§ Short problem
Output each line exactly as it appears, skipping any embedded picture.

******

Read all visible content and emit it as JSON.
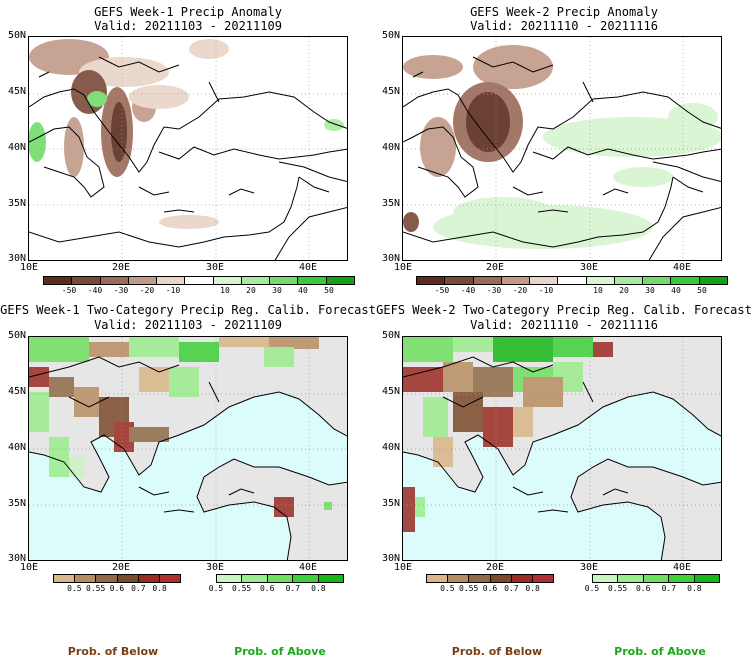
{
  "panels": [
    {
      "title": "GEFS Week-1 Precip Anomaly",
      "valid": "Valid: 20211103 - 20211109"
    },
    {
      "title": "GEFS Week-2 Precip Anomaly",
      "valid": "Valid: 20211110 - 20211116"
    },
    {
      "title": "GEFS Week-1 Two-Category Precip Reg. Calib. Forecast",
      "valid": "Valid: 20211103 - 20211109"
    },
    {
      "title": "GEFS Week-2 Two-Category Precip Reg. Calib. Forecast",
      "valid": "Valid: 20211110 - 20211116"
    }
  ],
  "lat_labels": [
    "50N",
    "45N",
    "40N",
    "35N",
    "30N"
  ],
  "lon_labels": [
    "10E",
    "20E",
    "30E",
    "40E"
  ],
  "anomaly_ticks": [
    "-50",
    "-40",
    "-30",
    "-20",
    "-10",
    "10",
    "20",
    "30",
    "40",
    "50"
  ],
  "anomaly_colors": [
    "#5a2d1e",
    "#7a4a38",
    "#9b6a58",
    "#c29a88",
    "#e8d4c8",
    "#ffffff",
    "#d6f5d0",
    "#a8eaa0",
    "#74dc6c",
    "#3cc83c",
    "#16a016"
  ],
  "prob_ticks": [
    "0.5",
    "0.55",
    "0.6",
    "0.7",
    "0.8"
  ],
  "below_colors": [
    "#d9b587",
    "#b88d62",
    "#8f6a45",
    "#7a4a2a",
    "#9b2c22",
    "#b03030"
  ],
  "above_colors": [
    "#c8f5c0",
    "#9aed8c",
    "#6fe060",
    "#3fd03a",
    "#18b818"
  ],
  "legend": {
    "below": "Prob. of Below",
    "above": "Prob. of Above"
  },
  "colors": {
    "sea": "#dcfcfc",
    "land_gray": "#e6e6e6",
    "below_text": "#7a3d18",
    "above_text": "#1aa81a"
  }
}
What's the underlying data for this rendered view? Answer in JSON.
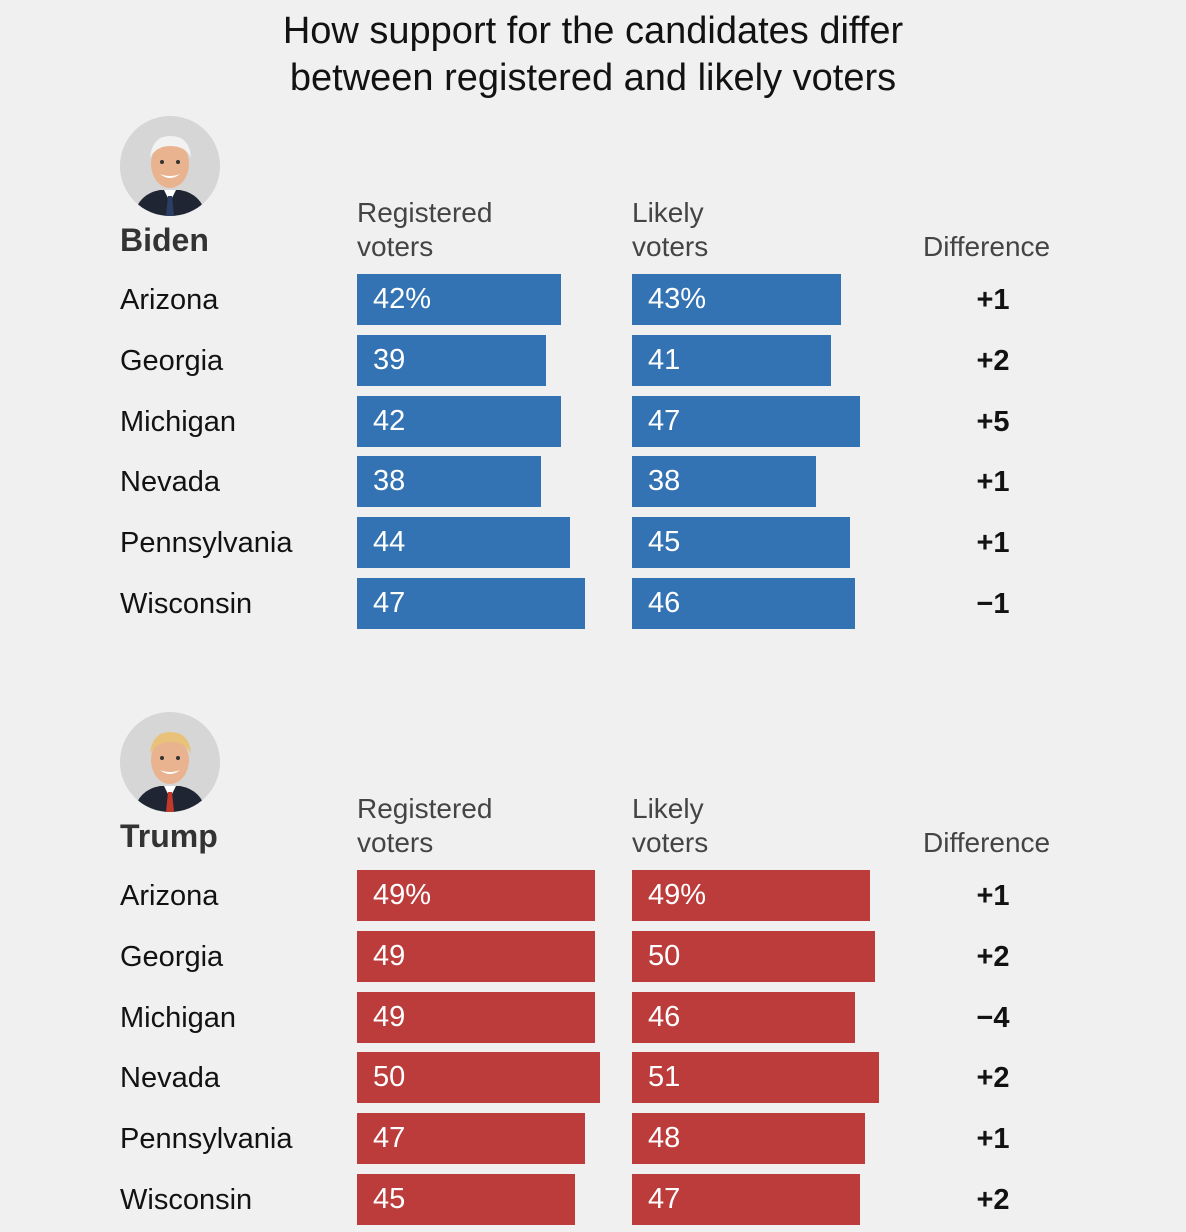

******

§ Complete output
Read all visible content and emit it as JSON.
{
  "panels": [
    {
      "title": "GEFS Week-1 Precip Anomaly",
      "valid": "Valid: 20211103 - 20211109"
    },
    {
      "title": "GEFS Week-2 Precip Anomaly",
      "valid": "Valid: 20211110 - 20211116"
    },
    {
      "title": "GEFS Week-1 Two-Category Precip Reg. Calib. Forecast",
      "valid": "Valid: 20211103 - 20211109"
    },
    {
      "title": "GEFS Week-2 Two-Category Precip Reg. Calib. Forecast",
      "valid": "Valid: 20211110 - 20211116"
    }
  ],
  "lat_labels": [
    "50N",
    "45N",
    "40N",
    "35N",
    "30N"
  ],
  "lon_labels": [
    "10E",
    "20E",
    "30E",
    "40E"
  ],
  "anomaly_ticks": [
    "-50",
    "-40",
    "-30",
    "-20",
    "-10",
    "10",
    "20",
    "30",
    "40",
    "50"
  ],
  "anomaly_colors": [
    "#5a2d1e",
    "#7a4a38",
    "#9b6a58",
    "#c29a88",
    "#e8d4c8",
    "#ffffff",
    "#d6f5d0",
    "#a8eaa0",
    "#74dc6c",
    "#3cc83c",
    "#16a016"
  ],
  "prob_ticks": [
    "0.5",
    "0.55",
    "0.6",
    "0.7",
    "0.8"
  ],
  "below_colors": [
    "#d9b587",
    "#b88d62",
    "#8f6a45",
    "#7a4a2a",
    "#9b2c22",
    "#b03030"
  ],
  "above_colors": [
    "#c8f5c0",
    "#9aed8c",
    "#6fe060",
    "#3fd03a",
    "#18b818"
  ],
  "legend": {
    "below": "Prob. of Below",
    "above": "Prob. of Above"
  },
  "colors": {
    "sea": "#dcfcfc",
    "land_gray": "#e6e6e6",
    "below_text": "#7a3d18",
    "above_text": "#1aa81a"
  }
}
What's the underlying data for this rendered view? Answer in JSON.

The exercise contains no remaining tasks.